**Brief**
From the listing below, select every line where the word "四氯乙烷" appears.

**Input data**
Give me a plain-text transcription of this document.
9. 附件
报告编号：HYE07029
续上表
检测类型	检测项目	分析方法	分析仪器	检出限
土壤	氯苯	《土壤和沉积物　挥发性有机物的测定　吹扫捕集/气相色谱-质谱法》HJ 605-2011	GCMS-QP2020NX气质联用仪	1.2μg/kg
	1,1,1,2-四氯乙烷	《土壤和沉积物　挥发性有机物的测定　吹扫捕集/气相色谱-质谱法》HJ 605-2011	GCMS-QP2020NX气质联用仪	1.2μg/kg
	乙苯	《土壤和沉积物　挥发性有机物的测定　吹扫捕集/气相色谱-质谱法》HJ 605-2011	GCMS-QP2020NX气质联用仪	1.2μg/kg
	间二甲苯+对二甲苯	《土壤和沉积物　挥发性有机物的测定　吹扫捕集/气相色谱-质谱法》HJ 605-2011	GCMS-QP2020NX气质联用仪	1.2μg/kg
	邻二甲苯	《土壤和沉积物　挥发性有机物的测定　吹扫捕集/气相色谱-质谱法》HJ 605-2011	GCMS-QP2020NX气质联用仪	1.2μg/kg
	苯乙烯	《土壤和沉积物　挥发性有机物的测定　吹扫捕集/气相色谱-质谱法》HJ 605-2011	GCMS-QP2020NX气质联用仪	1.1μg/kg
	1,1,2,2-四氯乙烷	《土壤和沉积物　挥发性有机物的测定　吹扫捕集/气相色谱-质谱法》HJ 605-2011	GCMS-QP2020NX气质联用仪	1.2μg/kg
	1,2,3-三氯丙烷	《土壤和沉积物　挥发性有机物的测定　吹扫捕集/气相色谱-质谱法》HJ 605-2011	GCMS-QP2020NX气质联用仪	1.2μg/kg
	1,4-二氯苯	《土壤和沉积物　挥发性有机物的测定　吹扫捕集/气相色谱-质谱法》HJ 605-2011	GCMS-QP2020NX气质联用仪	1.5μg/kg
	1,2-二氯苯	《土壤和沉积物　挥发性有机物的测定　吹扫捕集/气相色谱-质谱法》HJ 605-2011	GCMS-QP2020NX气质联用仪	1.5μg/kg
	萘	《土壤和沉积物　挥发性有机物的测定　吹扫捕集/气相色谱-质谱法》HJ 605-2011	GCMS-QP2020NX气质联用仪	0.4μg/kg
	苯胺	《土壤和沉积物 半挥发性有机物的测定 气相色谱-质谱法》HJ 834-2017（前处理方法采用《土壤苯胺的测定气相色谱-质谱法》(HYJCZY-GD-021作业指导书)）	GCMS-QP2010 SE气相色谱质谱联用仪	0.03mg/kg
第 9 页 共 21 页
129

**Expected answer**
	1,1,1,2-四氯乙烷	《土壤和沉积物　挥发性有机物的测定　吹扫捕集/气相色谱-质谱法》HJ 605-2011	GCMS-QP2020NX气质联用仪	1.2μg/kg
	1,1,2,2-四氯乙烷	《土壤和沉积物　挥发性有机物的测定　吹扫捕集/气相色谱-质谱法》HJ 605-2011	GCMS-QP2020NX气质联用仪	1.2μg/kg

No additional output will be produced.